Omit all pictures, then retype the data exactly as given.

-- START OF DATA --

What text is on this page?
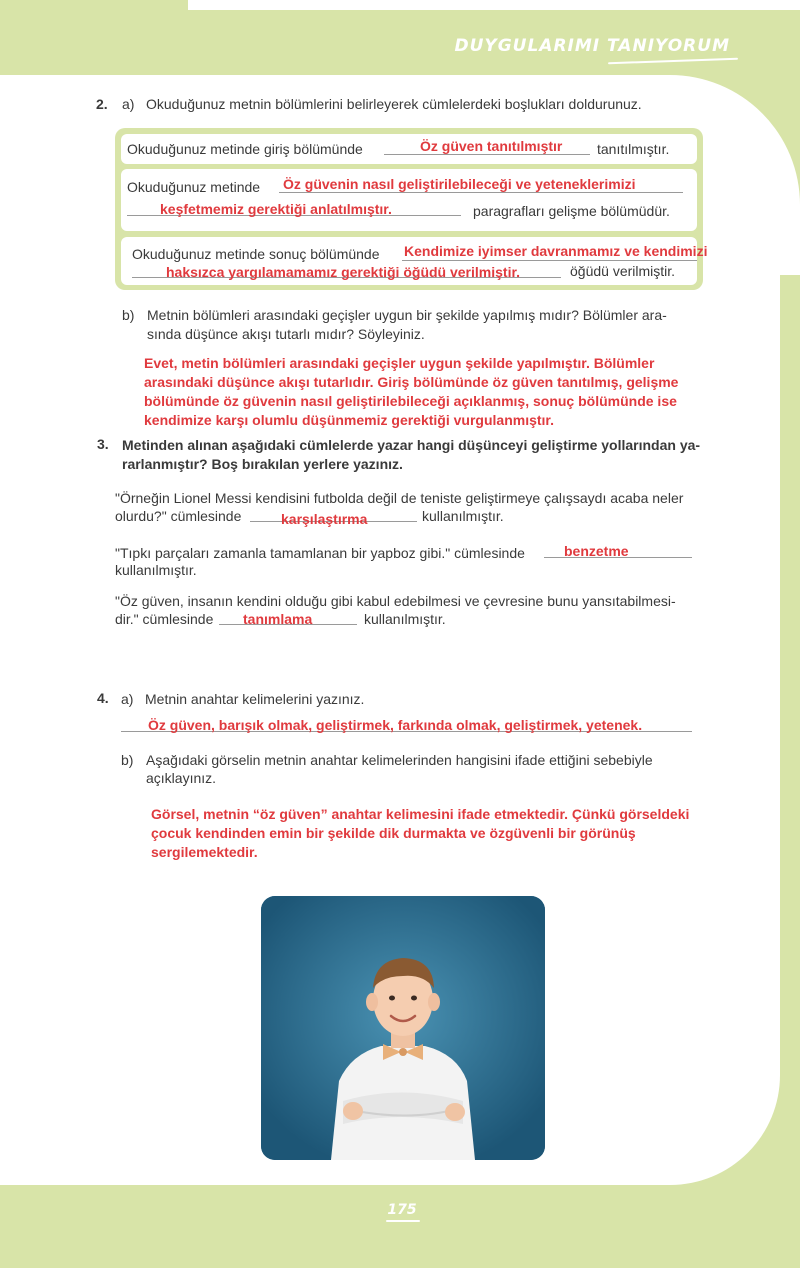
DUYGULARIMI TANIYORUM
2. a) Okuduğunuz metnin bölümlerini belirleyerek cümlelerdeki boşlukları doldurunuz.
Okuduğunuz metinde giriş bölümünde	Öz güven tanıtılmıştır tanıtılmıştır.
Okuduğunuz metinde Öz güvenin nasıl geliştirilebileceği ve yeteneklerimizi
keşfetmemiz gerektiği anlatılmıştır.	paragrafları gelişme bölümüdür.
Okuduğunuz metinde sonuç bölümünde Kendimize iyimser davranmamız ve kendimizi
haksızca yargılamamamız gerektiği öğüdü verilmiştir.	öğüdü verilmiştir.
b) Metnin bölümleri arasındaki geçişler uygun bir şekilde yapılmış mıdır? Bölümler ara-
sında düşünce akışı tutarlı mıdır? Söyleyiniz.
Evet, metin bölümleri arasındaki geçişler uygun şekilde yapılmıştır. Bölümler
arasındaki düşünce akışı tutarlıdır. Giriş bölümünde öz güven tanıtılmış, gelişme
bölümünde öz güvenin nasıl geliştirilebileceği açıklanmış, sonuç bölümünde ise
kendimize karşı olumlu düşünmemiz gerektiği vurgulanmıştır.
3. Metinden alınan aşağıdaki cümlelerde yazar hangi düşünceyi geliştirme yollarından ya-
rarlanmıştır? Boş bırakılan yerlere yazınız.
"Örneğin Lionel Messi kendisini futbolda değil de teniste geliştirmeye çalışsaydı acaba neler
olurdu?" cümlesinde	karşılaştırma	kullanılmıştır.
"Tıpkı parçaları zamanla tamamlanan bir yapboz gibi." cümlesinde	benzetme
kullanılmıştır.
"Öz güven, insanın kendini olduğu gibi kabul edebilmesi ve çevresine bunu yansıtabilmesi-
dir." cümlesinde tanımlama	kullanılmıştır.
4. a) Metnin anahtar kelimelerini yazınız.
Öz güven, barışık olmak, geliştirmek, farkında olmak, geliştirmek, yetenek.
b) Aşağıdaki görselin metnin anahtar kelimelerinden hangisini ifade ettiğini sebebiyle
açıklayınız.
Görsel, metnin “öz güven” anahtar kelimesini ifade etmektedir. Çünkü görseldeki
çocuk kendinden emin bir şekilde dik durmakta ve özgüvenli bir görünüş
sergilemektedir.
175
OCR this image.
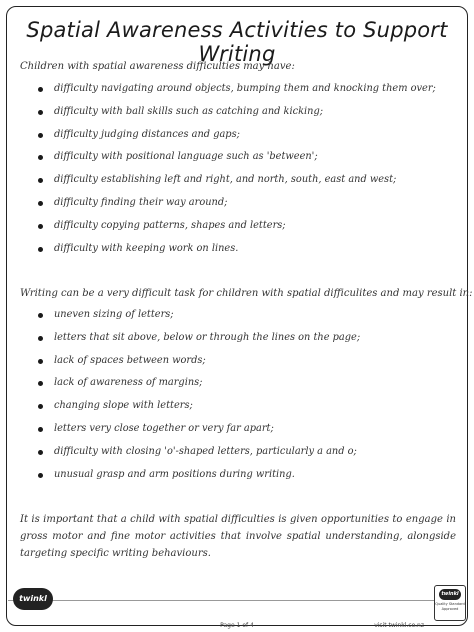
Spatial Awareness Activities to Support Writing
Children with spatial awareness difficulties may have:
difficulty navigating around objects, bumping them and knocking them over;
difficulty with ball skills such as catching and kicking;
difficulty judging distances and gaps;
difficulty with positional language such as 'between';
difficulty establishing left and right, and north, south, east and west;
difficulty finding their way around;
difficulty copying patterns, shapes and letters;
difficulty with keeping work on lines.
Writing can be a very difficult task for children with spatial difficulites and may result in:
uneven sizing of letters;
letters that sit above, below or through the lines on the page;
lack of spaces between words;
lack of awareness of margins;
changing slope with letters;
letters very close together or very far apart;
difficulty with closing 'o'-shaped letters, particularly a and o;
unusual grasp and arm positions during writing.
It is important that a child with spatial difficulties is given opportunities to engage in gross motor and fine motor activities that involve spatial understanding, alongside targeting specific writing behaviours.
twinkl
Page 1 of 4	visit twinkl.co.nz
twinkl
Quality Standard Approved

-- END OF DATA --

SOLUTION FOR THIS EXERCISE:
What text is on this page?
DUYGULARIMI TANIYORUM
2. a) Okuduğunuz metnin bölümlerini belirleyerek cümlelerdeki boşlukları doldurunuz.
Okuduğunuz metinde giriş bölümünde	Öz güven tanıtılmıştır tanıtılmıştır.
Okuduğunuz metinde Öz güvenin nasıl geliştirilebileceği ve yeteneklerimizi
keşfetmemiz gerektiği anlatılmıştır.	paragrafları gelişme bölümüdür.
Okuduğunuz metinde sonuç bölümünde Kendimize iyimser davranmamız ve kendimizi
haksızca yargılamamamız gerektiği öğüdü verilmiştir.	öğüdü verilmiştir.
b) Metnin bölümleri arasındaki geçişler uygun bir şekilde yapılmış mıdır? Bölümler ara-
sında düşünce akışı tutarlı mıdır? Söyleyiniz.
Evet, metin bölümleri arasındaki geçişler uygun şekilde yapılmıştır. Bölümler
arasındaki düşünce akışı tutarlıdır. Giriş bölümünde öz güven tanıtılmış, gelişme
bölümünde öz güvenin nasıl geliştirilebileceği açıklanmış, sonuç bölümünde ise
kendimize karşı olumlu düşünmemiz gerektiği vurgulanmıştır.
3. Metinden alınan aşağıdaki cümlelerde yazar hangi düşünceyi geliştirme yollarından ya-
rarlanmıştır? Boş bırakılan yerlere yazınız.
"Örneğin Lionel Messi kendisini futbolda değil de teniste geliştirmeye çalışsaydı acaba neler
olurdu?" cümlesinde	karşılaştırma	kullanılmıştır.
"Tıpkı parçaları zamanla tamamlanan bir yapboz gibi." cümlesinde	benzetme
kullanılmıştır.
"Öz güven, insanın kendini olduğu gibi kabul edebilmesi ve çevresine bunu yansıtabilmesi-
dir." cümlesinde tanımlama	kullanılmıştır.
4. a) Metnin anahtar kelimelerini yazınız.
Öz güven, barışık olmak, geliştirmek, farkında olmak, geliştirmek, yetenek.
b) Aşağıdaki görselin metnin anahtar kelimelerinden hangisini ifade ettiğini sebebiyle
açıklayınız.
Görsel, metnin “öz güven” anahtar kelimesini ifade etmektedir. Çünkü görseldeki
çocuk kendinden emin bir şekilde dik durmakta ve özgüvenli bir görünüş
sergilemektedir.
175
OCR this image.
Spatial Awareness Activities to Support Writing
Children with spatial awareness difficulties may have:
difficulty navigating around objects, bumping them and knocking them over;
difficulty with ball skills such as catching and kicking;
difficulty judging distances and gaps;
difficulty with positional language such as 'between';
difficulty establishing left and right, and north, south, east and west;
difficulty finding their way around;
difficulty copying patterns, shapes and letters;
difficulty with keeping work on lines.
Writing can be a very difficult task for children with spatial difficulites and may result in:
uneven sizing of letters;
letters that sit above, below or through the lines on the page;
lack of spaces between words;
lack of awareness of margins;
changing slope with letters;
letters very close together or very far apart;
difficulty with closing 'o'-shaped letters, particularly a and o;
unusual grasp and arm positions during writing.
It is important that a child with spatial difficulties is given opportunities to engage in gross motor and fine motor activities that involve spatial understanding, alongside targeting specific writing behaviours.
twinkl
Page 1 of 4	visit twinkl.co.nz
twinkl
Quality Standard Approved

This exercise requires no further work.